Written exercise - Gather all lines in the entries below that include the word "CODE".

(Dataset entries)
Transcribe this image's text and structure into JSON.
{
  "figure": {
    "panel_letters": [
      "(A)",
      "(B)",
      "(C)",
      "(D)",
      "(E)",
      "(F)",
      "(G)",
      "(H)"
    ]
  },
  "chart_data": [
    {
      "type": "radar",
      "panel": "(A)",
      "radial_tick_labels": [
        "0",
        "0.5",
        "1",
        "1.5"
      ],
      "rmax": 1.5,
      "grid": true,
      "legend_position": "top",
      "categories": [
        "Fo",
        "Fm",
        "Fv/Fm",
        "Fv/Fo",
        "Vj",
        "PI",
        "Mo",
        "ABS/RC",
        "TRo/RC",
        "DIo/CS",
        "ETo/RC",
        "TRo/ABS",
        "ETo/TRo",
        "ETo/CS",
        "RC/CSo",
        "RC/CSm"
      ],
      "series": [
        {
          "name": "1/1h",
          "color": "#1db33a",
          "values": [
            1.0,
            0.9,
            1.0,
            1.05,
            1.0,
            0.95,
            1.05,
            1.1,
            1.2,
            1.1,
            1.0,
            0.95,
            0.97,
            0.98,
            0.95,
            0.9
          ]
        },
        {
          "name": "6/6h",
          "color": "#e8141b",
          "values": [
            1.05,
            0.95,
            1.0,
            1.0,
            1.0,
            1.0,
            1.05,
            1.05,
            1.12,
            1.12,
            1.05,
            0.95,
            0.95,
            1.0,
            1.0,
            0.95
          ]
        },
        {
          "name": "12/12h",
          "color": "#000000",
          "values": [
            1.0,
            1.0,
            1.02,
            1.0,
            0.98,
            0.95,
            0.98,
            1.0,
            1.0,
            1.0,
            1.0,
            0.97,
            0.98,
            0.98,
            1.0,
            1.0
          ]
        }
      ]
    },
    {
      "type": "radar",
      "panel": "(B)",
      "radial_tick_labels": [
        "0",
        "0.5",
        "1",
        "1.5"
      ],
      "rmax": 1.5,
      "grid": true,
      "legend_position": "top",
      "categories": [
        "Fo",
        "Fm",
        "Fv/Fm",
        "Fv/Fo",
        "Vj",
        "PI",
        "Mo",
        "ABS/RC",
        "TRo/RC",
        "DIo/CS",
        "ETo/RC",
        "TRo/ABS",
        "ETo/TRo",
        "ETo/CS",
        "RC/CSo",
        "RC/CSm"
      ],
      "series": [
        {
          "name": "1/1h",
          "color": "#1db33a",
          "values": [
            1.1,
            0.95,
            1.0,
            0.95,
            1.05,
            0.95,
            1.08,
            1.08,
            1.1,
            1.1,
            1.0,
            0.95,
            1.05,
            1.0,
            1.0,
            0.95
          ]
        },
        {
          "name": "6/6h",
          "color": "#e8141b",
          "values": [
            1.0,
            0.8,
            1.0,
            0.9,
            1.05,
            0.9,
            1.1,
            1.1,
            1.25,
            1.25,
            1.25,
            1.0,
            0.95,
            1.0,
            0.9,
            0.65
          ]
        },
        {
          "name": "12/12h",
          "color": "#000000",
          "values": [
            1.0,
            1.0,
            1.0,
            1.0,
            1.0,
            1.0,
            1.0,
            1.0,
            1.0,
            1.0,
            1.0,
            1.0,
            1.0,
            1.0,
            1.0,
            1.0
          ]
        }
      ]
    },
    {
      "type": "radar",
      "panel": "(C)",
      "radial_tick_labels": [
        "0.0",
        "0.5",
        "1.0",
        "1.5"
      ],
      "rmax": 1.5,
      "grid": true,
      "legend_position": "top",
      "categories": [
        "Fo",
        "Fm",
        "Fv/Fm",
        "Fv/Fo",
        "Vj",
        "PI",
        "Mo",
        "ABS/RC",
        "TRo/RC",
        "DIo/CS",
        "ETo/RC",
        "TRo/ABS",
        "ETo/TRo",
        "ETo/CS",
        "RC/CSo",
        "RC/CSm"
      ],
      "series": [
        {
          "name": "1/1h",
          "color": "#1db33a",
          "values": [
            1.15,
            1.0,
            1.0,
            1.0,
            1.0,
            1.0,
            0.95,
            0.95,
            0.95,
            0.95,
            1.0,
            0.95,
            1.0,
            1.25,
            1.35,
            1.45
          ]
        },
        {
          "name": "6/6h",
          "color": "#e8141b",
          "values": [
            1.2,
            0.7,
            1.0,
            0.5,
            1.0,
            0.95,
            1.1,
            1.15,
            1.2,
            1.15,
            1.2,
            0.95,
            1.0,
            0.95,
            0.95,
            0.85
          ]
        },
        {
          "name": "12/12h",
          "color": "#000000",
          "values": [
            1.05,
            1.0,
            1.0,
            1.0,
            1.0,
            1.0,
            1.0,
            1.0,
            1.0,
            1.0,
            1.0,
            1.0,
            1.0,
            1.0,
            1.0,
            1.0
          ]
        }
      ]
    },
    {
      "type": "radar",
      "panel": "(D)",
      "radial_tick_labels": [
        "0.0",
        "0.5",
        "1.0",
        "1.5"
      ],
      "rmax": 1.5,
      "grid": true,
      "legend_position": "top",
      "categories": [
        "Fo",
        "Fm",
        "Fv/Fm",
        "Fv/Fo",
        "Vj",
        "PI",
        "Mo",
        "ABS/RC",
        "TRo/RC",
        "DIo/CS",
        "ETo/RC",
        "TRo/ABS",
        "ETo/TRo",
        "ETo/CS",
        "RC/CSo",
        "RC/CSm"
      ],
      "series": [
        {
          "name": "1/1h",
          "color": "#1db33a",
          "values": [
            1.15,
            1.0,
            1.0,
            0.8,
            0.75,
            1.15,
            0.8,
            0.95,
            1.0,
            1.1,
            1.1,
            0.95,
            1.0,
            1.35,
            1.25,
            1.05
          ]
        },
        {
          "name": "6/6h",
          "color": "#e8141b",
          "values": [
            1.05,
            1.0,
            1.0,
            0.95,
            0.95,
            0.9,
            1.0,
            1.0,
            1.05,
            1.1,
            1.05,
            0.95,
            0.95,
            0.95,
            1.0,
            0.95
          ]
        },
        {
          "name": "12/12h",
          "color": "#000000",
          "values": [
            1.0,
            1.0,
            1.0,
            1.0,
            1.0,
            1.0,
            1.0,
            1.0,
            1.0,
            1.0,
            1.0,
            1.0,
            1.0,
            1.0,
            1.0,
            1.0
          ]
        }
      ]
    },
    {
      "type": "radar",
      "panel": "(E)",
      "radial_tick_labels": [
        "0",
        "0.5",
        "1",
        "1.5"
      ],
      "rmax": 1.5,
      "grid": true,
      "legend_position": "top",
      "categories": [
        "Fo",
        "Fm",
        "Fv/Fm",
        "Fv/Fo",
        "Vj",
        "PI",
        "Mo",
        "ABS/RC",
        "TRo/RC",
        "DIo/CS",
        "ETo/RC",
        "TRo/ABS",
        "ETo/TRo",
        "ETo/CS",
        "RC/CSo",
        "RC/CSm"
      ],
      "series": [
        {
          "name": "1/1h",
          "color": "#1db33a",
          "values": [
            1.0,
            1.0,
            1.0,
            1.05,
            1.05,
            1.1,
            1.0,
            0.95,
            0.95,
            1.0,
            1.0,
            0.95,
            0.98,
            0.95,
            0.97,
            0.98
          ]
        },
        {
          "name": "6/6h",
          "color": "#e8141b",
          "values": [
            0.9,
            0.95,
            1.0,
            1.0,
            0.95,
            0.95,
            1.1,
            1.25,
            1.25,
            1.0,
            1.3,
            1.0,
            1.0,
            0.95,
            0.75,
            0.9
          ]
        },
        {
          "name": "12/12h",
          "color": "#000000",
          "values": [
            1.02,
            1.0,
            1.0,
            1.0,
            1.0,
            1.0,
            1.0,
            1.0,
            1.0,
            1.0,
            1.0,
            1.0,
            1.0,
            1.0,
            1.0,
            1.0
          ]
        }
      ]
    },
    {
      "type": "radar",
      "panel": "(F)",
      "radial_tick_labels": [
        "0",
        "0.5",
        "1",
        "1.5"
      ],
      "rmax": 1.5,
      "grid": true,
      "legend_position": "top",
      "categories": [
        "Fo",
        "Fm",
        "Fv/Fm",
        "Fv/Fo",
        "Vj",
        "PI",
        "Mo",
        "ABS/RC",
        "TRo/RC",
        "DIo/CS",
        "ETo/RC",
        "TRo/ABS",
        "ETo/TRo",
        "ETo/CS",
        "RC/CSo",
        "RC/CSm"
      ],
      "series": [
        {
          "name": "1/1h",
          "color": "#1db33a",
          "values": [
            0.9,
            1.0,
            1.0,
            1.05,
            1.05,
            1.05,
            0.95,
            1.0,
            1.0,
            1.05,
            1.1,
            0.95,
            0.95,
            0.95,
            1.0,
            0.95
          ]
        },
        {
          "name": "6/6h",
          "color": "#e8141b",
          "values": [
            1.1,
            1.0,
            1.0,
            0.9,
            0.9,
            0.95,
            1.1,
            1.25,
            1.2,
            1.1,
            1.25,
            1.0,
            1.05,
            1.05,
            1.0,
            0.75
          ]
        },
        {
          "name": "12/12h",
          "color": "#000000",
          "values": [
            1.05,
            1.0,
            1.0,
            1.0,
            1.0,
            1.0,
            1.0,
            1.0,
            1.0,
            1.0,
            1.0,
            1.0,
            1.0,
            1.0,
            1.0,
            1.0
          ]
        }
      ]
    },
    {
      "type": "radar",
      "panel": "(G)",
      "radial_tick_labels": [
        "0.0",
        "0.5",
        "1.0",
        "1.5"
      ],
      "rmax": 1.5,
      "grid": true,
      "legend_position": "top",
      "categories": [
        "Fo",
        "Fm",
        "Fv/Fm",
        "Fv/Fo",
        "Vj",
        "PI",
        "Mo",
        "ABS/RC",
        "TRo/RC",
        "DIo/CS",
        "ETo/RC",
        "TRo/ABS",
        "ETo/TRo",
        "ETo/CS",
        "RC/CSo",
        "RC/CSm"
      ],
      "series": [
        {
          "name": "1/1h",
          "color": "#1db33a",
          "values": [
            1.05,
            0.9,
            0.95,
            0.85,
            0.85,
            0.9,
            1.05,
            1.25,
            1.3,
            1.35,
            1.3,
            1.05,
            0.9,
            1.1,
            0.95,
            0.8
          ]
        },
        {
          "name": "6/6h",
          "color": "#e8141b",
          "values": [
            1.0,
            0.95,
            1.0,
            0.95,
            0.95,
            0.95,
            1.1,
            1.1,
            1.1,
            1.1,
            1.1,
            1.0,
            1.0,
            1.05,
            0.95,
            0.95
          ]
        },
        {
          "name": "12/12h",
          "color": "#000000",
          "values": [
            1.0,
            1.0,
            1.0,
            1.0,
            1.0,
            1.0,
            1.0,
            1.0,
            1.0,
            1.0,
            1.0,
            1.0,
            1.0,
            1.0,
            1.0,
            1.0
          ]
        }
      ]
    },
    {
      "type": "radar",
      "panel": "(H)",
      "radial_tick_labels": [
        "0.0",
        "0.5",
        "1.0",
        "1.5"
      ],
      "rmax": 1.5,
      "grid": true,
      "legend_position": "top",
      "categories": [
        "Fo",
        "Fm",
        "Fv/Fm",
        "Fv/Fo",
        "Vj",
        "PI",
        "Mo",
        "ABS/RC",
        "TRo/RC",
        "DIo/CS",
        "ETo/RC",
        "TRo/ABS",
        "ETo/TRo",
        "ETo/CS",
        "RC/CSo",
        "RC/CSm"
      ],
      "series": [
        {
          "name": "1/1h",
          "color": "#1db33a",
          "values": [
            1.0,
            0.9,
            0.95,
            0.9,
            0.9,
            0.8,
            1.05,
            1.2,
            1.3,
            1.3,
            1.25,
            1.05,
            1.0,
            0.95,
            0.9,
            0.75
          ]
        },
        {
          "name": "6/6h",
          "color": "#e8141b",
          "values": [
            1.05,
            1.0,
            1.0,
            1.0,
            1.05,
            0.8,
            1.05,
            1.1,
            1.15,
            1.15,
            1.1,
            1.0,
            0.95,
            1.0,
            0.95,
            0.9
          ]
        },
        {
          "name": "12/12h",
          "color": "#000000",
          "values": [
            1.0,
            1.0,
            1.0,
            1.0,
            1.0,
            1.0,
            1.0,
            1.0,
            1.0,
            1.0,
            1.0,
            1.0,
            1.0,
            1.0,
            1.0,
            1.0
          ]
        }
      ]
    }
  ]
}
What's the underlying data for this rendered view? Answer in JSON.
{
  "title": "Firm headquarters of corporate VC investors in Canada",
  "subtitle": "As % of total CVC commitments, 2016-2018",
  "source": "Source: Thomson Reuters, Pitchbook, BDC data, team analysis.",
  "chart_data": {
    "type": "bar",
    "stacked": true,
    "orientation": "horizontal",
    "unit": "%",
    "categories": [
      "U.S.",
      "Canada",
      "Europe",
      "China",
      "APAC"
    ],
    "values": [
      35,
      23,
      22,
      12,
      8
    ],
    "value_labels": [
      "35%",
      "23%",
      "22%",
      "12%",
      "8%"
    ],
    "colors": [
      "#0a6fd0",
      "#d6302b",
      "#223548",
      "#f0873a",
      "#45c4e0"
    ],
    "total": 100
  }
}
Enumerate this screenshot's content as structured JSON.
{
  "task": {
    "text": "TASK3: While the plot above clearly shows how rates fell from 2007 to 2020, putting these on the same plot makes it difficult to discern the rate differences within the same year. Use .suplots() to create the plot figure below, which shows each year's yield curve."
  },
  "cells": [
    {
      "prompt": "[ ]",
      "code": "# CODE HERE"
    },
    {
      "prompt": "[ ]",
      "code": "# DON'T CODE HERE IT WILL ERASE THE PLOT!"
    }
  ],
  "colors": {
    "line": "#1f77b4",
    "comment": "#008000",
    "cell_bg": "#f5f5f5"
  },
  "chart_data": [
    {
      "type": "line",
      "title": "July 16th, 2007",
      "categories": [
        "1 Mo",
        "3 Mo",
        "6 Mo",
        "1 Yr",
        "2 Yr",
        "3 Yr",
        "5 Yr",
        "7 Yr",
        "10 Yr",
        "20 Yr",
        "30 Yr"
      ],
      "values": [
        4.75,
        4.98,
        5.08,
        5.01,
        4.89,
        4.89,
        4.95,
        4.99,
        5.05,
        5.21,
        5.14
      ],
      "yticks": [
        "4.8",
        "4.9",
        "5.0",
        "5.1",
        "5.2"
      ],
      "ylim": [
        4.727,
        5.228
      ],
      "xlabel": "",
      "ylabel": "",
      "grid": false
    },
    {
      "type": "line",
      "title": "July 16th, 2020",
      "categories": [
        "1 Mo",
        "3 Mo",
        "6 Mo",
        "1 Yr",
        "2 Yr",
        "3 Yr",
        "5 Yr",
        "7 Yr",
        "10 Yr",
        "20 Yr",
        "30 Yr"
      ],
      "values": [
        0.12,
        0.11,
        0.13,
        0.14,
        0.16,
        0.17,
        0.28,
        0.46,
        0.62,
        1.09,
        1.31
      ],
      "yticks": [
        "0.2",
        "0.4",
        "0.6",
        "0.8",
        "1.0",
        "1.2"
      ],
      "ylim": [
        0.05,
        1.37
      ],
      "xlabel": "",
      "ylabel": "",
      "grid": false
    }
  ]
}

Answer below -
      "code": "# CODE HERE"
      "code": "# DON'T CODE HERE IT WILL ERASE THE PLOT!"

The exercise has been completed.